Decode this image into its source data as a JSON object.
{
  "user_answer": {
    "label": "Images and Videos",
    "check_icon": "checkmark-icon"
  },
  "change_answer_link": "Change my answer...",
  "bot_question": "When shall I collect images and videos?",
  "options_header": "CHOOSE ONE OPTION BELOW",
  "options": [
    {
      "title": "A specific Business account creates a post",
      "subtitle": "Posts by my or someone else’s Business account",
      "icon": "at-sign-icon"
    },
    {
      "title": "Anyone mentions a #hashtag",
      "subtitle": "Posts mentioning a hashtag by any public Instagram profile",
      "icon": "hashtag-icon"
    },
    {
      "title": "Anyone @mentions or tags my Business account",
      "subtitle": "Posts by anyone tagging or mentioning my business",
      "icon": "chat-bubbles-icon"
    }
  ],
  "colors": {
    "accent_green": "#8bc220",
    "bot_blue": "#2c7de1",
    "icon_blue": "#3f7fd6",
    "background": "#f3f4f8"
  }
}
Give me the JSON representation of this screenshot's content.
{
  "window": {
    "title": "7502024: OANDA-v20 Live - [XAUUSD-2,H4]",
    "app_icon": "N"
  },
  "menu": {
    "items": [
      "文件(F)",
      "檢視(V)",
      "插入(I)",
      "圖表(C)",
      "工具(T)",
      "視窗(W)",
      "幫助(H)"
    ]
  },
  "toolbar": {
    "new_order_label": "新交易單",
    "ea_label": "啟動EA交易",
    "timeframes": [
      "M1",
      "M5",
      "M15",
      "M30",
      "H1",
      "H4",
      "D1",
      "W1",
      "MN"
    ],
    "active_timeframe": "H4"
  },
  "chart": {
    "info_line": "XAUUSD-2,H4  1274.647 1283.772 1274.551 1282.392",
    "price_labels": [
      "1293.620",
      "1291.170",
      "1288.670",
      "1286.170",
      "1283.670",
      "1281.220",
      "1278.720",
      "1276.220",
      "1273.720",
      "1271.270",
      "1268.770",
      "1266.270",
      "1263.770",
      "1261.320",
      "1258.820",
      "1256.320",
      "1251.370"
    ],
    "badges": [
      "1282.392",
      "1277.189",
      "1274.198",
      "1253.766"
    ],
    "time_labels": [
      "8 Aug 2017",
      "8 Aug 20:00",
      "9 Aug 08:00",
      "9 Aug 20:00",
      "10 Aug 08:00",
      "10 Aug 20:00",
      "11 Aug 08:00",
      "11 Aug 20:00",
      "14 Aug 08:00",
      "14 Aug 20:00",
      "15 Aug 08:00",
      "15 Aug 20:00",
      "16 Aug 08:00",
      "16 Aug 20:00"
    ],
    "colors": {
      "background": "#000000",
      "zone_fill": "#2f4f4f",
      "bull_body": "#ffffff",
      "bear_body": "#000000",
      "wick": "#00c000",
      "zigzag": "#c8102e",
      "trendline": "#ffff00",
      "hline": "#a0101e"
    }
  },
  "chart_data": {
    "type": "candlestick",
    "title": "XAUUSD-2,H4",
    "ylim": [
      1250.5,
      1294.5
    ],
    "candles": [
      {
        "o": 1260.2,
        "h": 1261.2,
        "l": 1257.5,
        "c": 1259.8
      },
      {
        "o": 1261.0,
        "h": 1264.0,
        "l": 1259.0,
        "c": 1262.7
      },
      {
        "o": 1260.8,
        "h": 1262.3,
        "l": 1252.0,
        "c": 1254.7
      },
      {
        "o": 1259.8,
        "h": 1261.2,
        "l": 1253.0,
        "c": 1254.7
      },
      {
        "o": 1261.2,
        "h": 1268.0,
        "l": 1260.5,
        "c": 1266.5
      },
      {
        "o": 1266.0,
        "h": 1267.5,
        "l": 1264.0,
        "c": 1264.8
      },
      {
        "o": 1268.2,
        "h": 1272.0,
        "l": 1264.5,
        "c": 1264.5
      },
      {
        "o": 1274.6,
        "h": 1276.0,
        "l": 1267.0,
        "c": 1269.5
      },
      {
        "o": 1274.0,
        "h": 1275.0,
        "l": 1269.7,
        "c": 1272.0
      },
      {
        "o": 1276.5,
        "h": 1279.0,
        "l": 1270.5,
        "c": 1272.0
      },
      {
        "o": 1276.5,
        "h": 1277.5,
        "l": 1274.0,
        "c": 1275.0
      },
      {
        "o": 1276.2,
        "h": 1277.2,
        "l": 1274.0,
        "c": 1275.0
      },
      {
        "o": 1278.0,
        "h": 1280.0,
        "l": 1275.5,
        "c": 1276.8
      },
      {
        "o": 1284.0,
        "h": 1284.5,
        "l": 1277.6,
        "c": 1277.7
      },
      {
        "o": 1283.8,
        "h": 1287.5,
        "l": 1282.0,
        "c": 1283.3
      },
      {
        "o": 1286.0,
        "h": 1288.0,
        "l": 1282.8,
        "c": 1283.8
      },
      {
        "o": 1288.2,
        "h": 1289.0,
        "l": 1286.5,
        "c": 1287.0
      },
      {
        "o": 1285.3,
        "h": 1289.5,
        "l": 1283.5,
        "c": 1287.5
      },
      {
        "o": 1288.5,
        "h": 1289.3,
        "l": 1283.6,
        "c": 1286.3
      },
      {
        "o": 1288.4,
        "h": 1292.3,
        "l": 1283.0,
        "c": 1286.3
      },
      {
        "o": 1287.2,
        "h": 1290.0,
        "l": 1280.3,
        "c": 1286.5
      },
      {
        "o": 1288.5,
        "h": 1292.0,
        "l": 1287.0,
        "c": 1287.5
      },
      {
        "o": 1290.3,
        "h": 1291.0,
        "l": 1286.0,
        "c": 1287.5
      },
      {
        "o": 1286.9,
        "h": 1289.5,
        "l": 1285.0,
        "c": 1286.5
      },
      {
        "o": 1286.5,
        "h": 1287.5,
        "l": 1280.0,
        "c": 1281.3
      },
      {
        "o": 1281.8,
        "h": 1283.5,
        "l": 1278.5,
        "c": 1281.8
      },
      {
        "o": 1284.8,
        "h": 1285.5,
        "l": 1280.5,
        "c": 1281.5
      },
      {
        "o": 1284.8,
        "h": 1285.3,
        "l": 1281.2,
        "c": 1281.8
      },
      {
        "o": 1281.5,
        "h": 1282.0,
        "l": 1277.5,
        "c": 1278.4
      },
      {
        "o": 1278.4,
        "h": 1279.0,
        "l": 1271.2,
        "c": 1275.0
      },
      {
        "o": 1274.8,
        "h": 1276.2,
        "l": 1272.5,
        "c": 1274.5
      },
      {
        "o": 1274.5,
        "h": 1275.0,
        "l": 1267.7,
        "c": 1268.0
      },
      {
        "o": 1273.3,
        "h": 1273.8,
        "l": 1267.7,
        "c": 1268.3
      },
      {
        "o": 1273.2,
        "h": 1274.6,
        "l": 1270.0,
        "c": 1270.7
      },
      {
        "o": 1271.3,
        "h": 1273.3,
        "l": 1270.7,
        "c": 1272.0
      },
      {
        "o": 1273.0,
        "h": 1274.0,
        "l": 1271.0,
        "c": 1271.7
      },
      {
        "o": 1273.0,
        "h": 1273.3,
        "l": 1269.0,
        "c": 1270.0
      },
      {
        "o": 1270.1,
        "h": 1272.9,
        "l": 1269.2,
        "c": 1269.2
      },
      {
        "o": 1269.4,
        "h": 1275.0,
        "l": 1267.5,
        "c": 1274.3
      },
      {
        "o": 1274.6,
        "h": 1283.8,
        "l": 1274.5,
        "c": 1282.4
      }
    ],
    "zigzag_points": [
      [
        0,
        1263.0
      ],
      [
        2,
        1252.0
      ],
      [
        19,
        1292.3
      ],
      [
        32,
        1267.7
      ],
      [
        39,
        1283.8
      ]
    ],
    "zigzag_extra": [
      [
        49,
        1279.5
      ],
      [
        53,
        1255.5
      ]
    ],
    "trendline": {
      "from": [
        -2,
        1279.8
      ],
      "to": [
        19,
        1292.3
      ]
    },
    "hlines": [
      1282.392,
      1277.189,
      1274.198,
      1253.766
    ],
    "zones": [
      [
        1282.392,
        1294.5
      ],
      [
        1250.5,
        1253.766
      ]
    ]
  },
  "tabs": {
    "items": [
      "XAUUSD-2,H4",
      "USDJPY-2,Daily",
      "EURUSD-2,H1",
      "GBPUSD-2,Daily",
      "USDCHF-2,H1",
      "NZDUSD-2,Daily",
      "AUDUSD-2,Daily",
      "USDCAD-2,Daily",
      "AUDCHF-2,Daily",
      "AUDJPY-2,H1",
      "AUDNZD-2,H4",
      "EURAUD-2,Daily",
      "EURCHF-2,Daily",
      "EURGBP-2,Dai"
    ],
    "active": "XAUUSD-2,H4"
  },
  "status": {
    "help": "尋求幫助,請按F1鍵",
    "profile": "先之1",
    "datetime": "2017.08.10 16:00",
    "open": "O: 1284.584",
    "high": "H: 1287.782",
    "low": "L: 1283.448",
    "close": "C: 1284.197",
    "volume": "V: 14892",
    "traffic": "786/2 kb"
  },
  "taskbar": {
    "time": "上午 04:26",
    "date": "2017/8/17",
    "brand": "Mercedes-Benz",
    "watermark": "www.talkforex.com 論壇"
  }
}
◇ ◇ ◇ ◇ ◇
* THE EXERCISE
Pull every line containing "mentioning" from the data.

* COMPLETE RESPONSE
      "subtitle": "Posts mentioning a hashtag by any public Instagram profile",
      "subtitle": "Posts by anyone tagging or mentioning my business",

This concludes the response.